[Records contained in a dataset]
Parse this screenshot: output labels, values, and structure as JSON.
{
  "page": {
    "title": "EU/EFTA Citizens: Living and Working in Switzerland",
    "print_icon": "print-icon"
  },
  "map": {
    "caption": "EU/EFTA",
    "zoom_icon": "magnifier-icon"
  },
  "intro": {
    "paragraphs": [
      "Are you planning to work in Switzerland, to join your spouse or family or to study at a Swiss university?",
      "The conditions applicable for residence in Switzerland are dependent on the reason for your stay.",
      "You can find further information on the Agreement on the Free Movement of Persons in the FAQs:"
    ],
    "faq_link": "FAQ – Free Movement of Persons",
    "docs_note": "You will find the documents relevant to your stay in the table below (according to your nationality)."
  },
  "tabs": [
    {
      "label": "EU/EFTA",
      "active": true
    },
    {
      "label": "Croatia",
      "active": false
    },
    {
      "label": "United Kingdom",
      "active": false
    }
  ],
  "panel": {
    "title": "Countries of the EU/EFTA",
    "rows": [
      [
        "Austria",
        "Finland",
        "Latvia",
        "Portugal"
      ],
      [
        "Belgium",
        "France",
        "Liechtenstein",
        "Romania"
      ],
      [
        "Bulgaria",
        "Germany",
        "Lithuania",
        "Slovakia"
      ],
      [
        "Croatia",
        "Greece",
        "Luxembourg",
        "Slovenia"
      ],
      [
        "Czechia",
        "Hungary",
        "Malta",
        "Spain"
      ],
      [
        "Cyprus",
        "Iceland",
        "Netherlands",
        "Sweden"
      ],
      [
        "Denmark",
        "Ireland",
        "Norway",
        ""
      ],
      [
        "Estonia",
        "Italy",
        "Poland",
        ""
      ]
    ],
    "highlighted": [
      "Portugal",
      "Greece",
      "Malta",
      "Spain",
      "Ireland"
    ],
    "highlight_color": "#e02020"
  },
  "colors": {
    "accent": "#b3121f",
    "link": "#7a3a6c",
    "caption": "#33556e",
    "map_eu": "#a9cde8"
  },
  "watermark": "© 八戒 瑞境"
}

_WHAT YOU SHOULD DO_:
Reproduce every line of the material above exactly.

_TASK RESULT_:
Parse this screenshot: output labels, values, and structure as JSON.
{
  "page": {
    "title": "EU/EFTA Citizens: Living and Working in Switzerland",
    "print_icon": "print-icon"
  },
  "map": {
    "caption": "EU/EFTA",
    "zoom_icon": "magnifier-icon"
  },
  "intro": {
    "paragraphs": [
      "Are you planning to work in Switzerland, to join your spouse or family or to study at a Swiss university?",
      "The conditions applicable for residence in Switzerland are dependent on the reason for your stay.",
      "You can find further information on the Agreement on the Free Movement of Persons in the FAQs:"
    ],
    "faq_link": "FAQ – Free Movement of Persons",
    "docs_note": "You will find the documents relevant to your stay in the table below (according to your nationality)."
  },
  "tabs": [
    {
      "label": "EU/EFTA",
      "active": true
    },
    {
      "label": "Croatia",
      "active": false
    },
    {
      "label": "United Kingdom",
      "active": false
    }
  ],
  "panel": {
    "title": "Countries of the EU/EFTA",
    "rows": [
      [
        "Austria",
        "Finland",
        "Latvia",
        "Portugal"
      ],
      [
        "Belgium",
        "France",
        "Liechtenstein",
        "Romania"
      ],
      [
        "Bulgaria",
        "Germany",
        "Lithuania",
        "Slovakia"
      ],
      [
        "Croatia",
        "Greece",
        "Luxembourg",
        "Slovenia"
      ],
      [
        "Czechia",
        "Hungary",
        "Malta",
        "Spain"
      ],
      [
        "Cyprus",
        "Iceland",
        "Netherlands",
        "Sweden"
      ],
      [
        "Denmark",
        "Ireland",
        "Norway",
        ""
      ],
      [
        "Estonia",
        "Italy",
        "Poland",
        ""
      ]
    ],
    "highlighted": [
      "Portugal",
      "Greece",
      "Malta",
      "Spain",
      "Ireland"
    ],
    "highlight_color": "#e02020"
  },
  "colors": {
    "accent": "#b3121f",
    "link": "#7a3a6c",
    "caption": "#33556e",
    "map_eu": "#a9cde8"
  },
  "watermark": "© 八戒 瑞境"
}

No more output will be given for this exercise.